### Task to carry out
Pull every "JSON" line out of the data below.
▶
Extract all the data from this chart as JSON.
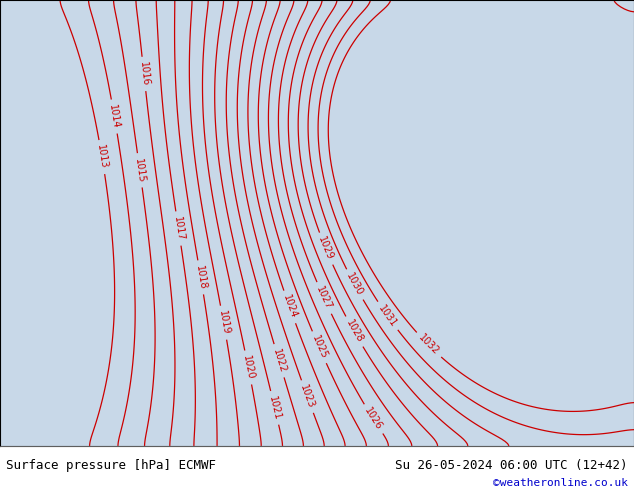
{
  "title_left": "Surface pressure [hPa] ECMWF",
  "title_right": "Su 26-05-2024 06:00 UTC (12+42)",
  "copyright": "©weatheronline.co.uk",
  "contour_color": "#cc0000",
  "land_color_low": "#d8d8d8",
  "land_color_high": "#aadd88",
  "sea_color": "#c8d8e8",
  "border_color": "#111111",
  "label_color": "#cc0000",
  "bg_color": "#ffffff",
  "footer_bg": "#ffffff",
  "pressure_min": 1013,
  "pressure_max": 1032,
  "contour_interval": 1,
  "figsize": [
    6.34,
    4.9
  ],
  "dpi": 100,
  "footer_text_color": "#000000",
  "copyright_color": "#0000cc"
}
◀
▶
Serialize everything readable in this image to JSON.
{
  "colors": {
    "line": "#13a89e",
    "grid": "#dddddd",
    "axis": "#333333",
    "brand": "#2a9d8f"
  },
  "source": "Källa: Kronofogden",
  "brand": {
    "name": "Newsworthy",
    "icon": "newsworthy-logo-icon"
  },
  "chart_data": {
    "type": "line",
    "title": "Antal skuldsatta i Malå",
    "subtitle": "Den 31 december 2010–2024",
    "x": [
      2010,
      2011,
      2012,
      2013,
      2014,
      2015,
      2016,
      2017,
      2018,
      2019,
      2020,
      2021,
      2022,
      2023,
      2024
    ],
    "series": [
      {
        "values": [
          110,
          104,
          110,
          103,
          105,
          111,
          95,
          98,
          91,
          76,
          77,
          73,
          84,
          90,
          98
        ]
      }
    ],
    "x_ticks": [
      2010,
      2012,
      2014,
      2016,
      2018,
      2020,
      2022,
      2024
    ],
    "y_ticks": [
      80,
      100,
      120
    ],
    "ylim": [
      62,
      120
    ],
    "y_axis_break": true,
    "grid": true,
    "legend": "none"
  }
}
◀
▶
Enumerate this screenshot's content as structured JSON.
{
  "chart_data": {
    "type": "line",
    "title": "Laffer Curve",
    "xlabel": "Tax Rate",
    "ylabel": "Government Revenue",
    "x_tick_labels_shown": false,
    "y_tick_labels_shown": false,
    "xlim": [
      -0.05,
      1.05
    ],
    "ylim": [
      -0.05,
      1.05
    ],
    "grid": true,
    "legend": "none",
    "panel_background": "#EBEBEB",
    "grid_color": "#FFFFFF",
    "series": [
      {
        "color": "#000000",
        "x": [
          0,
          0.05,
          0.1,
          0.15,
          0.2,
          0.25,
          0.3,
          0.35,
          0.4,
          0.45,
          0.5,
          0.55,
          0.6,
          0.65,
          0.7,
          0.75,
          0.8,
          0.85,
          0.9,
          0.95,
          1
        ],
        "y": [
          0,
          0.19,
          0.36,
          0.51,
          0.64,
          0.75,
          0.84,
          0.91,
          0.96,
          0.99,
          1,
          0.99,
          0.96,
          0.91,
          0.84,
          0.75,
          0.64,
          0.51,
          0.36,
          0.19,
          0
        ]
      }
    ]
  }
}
◀
### Task result
Extract all the data from this chart as JSON.
Serialize everything readable in this image to JSON.
Enumerate this screenshot's content as structured JSON.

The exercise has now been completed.